• The exercise
Tally the lines of the data that include the word "this" and state the total, nothing else.

• Records to process
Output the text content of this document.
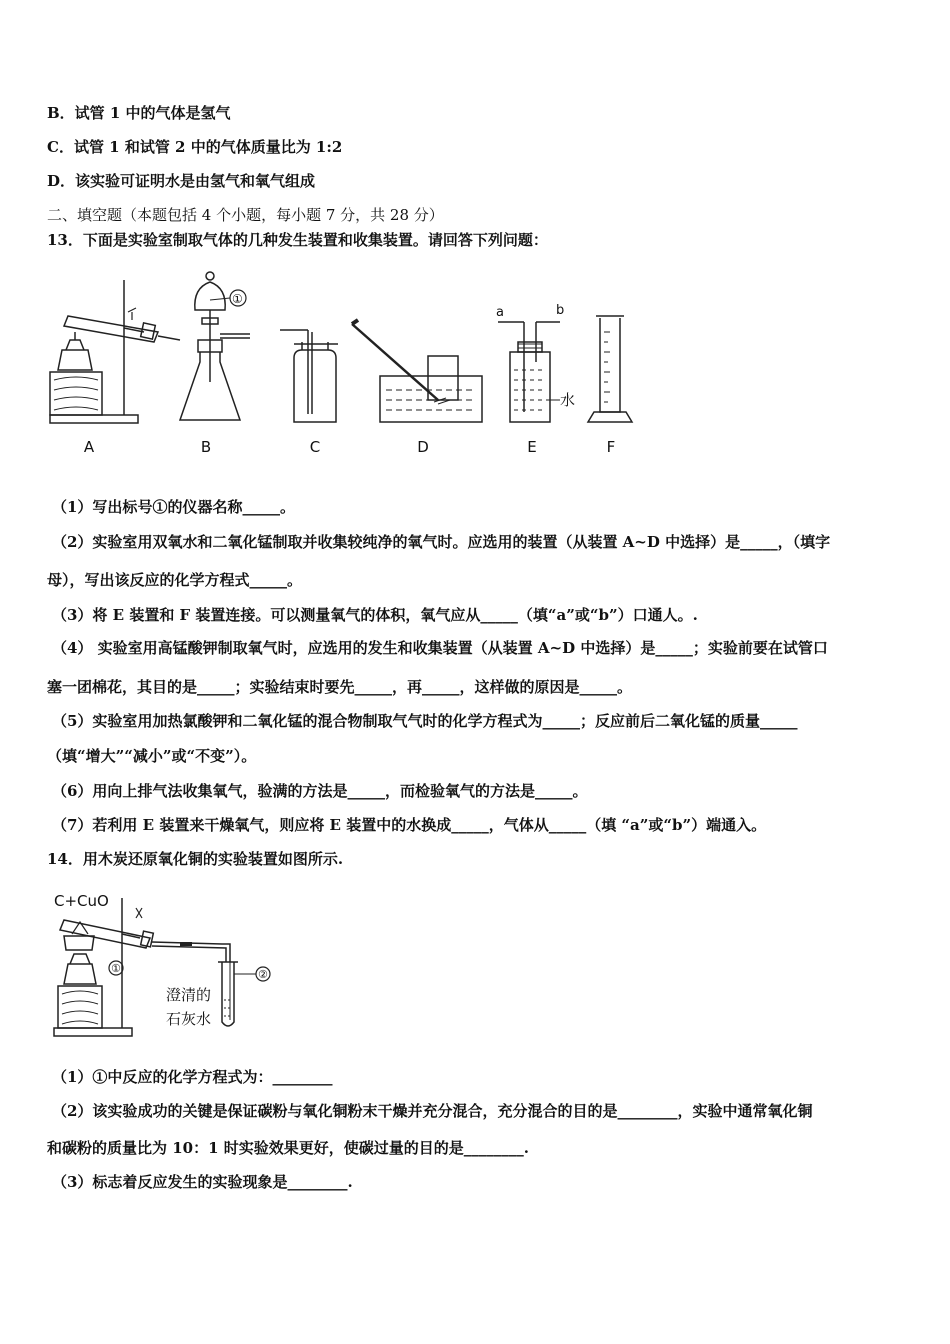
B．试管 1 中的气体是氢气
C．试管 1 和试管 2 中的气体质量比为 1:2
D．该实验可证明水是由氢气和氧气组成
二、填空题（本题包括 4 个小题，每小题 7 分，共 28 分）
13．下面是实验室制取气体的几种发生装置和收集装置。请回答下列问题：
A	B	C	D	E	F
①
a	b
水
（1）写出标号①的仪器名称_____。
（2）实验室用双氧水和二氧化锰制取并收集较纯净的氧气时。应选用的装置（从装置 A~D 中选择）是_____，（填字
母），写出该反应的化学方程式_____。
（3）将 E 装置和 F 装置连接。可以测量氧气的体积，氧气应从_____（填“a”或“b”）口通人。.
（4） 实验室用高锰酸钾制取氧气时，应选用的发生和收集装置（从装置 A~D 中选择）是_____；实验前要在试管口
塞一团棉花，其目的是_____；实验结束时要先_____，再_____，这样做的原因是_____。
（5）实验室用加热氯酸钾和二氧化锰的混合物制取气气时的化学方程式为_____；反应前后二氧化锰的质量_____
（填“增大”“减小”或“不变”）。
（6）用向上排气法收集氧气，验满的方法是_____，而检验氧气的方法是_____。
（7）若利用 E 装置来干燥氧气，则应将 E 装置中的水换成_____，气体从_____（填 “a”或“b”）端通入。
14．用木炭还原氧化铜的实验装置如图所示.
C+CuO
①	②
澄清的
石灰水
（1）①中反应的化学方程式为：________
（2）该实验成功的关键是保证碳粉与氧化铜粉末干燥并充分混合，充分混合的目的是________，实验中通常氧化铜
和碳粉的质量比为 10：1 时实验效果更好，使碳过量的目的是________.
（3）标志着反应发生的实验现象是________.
...
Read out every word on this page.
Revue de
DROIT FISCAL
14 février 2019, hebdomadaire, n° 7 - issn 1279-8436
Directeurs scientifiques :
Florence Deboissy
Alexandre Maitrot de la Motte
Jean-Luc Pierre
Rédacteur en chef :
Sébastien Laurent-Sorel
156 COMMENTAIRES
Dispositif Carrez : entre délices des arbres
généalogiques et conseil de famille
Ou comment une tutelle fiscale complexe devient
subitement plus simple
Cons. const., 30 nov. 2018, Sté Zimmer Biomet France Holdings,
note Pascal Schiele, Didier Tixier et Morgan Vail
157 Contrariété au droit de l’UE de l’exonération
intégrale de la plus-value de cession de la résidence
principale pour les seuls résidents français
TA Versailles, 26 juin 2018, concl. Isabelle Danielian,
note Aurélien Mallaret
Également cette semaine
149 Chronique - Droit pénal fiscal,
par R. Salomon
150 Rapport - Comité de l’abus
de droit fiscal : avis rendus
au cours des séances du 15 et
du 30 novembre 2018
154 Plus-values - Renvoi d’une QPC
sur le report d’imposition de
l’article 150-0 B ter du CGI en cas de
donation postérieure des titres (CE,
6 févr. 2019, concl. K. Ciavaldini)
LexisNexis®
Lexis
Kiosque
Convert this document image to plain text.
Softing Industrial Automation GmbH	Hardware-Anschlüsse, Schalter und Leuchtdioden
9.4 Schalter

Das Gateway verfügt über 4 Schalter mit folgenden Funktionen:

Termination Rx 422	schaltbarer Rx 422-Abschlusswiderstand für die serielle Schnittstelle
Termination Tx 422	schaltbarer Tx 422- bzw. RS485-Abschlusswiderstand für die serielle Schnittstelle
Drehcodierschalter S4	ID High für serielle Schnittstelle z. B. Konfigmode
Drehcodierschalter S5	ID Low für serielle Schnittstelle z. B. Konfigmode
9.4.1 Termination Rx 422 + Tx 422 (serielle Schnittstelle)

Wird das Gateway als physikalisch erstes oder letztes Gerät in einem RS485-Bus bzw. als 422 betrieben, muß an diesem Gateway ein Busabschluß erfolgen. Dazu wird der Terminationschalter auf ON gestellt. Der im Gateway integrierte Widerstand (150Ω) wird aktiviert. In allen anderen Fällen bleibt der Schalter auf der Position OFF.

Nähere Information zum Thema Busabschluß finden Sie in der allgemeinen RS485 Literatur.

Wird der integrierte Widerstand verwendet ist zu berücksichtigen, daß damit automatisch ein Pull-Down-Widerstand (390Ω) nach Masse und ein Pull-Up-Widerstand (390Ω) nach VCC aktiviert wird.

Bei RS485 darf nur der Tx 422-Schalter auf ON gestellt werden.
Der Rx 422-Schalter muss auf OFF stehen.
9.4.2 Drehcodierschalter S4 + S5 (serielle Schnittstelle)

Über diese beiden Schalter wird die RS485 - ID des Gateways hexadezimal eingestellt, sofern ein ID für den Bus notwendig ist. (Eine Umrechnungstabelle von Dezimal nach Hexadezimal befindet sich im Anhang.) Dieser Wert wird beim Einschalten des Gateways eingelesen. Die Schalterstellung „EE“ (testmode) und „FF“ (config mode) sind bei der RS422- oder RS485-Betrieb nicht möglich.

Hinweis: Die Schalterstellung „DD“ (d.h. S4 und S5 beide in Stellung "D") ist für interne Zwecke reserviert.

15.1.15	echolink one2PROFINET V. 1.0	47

• Finished answer
3